**Problem**
Your task is to repeat the entries underneath exactly, minus the pictures.

--

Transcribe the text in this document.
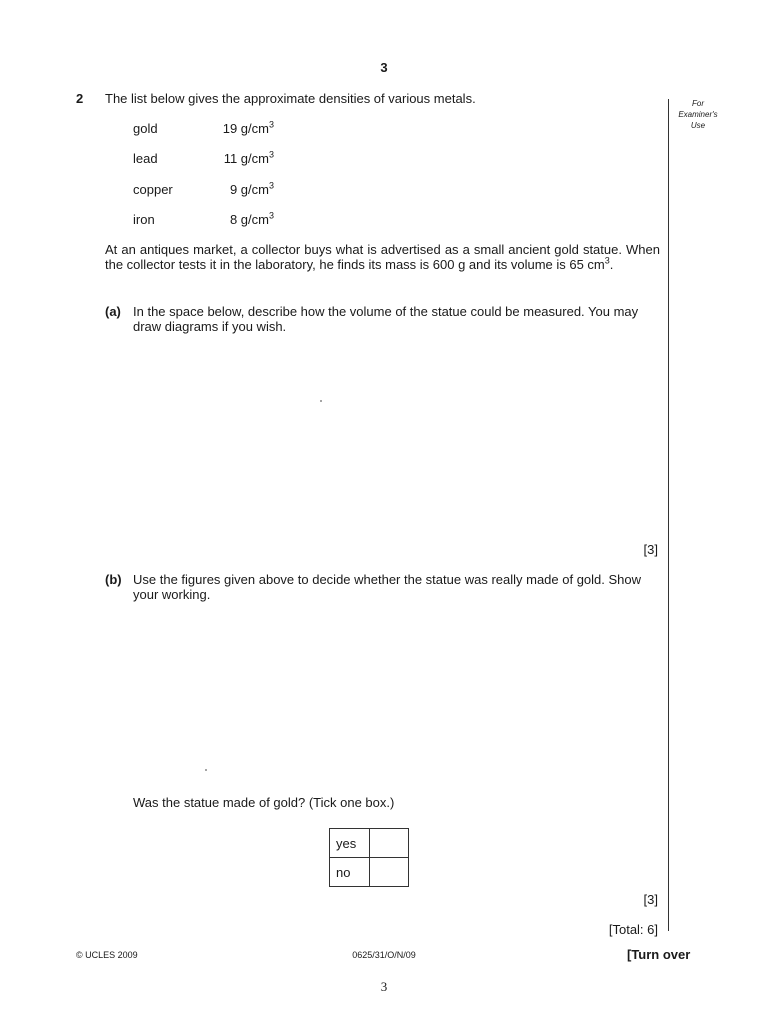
3
For
Examiner's
Use
2 The list below gives the approximate densities of various metals.
gold	19 $g/cm^3$
lead	11 $g/cm^3$
copper	9 $g/cm^3$
iron	8 $g/cm^3$
At an antiques market, a collector buys what is advertised as a small ancient gold statue. When the collector tests it in the laboratory, he finds its mass is 600 g and its volume is 65 $cm^3$.
(a) In the space below, describe how the volume of the statue could be measured. You may draw diagrams if you wish.
[3]
(b) Use the figures given above to decide whether the statue was really made of gold. Show your working.
Was the statue made of gold? (Tick one box.)
yes	
no	
[3]
[Total: 6]
© UCLES 2009	0625/31/O/N/09	[Turn over
3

--

**Solved exercise**
Transcribe the text in this document.
3
For
Examiner's
Use
2 The list below gives the approximate densities of various metals.
gold	19 $g/cm^3$
lead	11 $g/cm^3$
copper	9 $g/cm^3$
iron	8 $g/cm^3$
At an antiques market, a collector buys what is advertised as a small ancient gold statue. When the collector tests it in the laboratory, he finds its mass is 600 g and its volume is 65 $cm^3$.
(a) In the space below, describe how the volume of the statue could be measured. You may draw diagrams if you wish.
[3]
(b) Use the figures given above to decide whether the statue was really made of gold. Show your working.
Was the statue made of gold? (Tick one box.)
yes	
no	
[3]
[Total: 6]
© UCLES 2009	0625/31/O/N/09	[Turn over
3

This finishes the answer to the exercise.